— START —

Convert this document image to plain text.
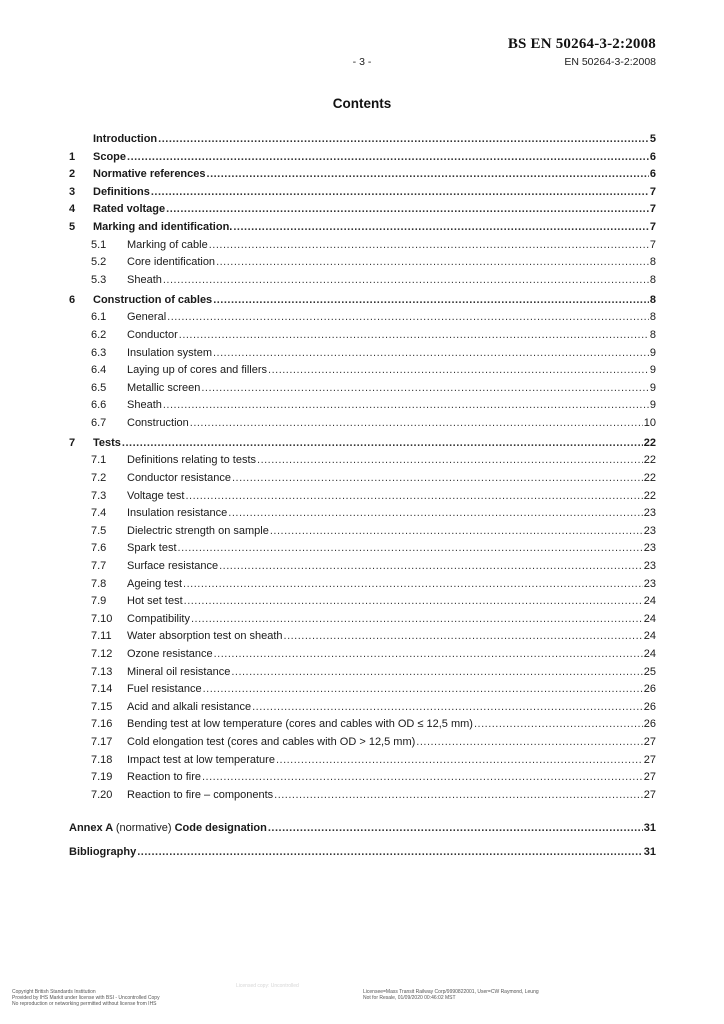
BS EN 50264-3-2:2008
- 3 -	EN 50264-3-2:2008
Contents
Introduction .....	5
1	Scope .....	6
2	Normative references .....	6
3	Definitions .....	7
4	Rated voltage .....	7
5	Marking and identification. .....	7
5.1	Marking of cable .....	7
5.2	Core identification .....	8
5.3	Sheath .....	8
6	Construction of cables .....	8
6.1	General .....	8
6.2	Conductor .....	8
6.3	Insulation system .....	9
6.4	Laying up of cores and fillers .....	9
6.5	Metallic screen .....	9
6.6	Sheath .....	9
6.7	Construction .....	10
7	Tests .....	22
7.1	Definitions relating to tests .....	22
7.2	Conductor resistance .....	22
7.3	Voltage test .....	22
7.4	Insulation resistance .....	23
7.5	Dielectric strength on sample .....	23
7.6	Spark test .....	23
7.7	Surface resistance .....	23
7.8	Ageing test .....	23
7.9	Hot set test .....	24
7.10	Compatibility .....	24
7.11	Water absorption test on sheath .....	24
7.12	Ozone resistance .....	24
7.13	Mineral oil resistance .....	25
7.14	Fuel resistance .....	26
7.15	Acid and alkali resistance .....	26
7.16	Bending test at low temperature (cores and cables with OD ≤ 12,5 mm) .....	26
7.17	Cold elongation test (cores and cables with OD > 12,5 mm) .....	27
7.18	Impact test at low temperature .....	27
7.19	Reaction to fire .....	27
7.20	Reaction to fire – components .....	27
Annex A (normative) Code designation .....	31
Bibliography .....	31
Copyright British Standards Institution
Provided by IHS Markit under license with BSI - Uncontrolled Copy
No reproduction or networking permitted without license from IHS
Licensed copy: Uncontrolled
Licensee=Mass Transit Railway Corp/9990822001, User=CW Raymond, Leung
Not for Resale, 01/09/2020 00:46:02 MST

— END —
— START —

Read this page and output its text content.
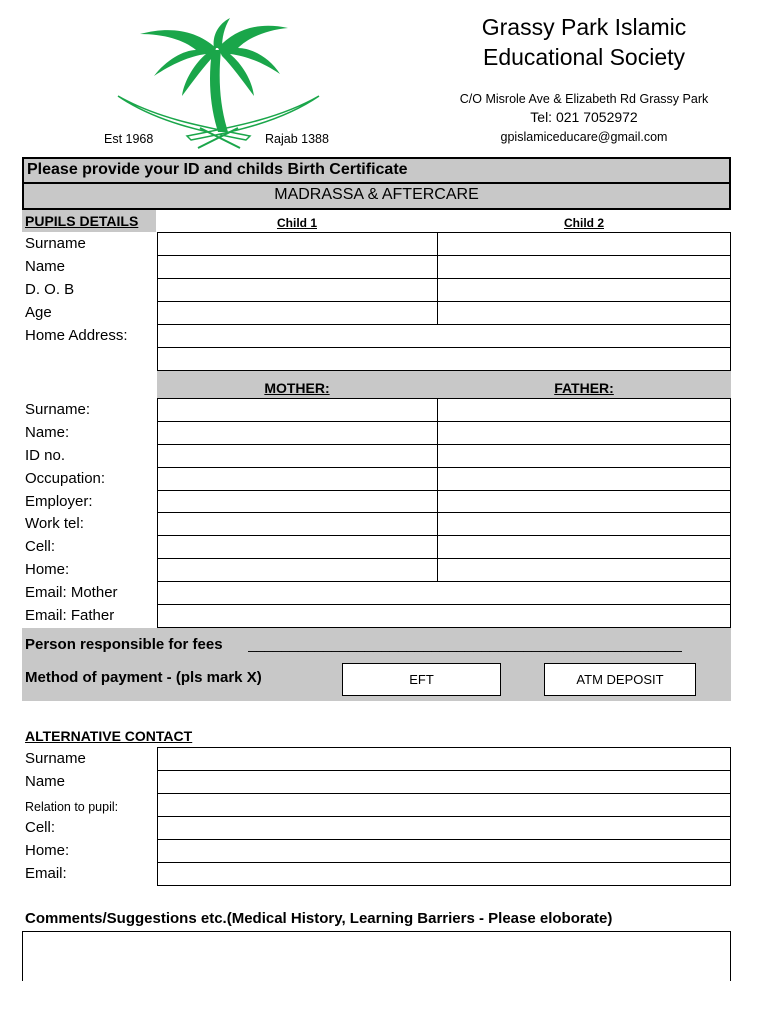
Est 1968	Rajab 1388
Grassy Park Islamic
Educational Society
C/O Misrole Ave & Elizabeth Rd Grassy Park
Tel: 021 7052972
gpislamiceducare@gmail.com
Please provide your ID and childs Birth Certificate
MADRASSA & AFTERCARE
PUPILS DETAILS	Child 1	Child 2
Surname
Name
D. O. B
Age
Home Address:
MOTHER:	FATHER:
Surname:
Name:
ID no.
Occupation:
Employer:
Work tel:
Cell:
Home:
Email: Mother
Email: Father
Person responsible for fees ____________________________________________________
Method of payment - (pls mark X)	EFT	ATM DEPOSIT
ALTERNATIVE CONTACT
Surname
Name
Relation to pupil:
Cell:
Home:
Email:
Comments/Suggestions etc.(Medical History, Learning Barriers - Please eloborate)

— END —

## PROBLEM REQUIREMENTS
From the data, pick out every line that includes "identification".

## FULL RESPONSE
5	Marking and identification. .....	7
5.2	Core identification .....	8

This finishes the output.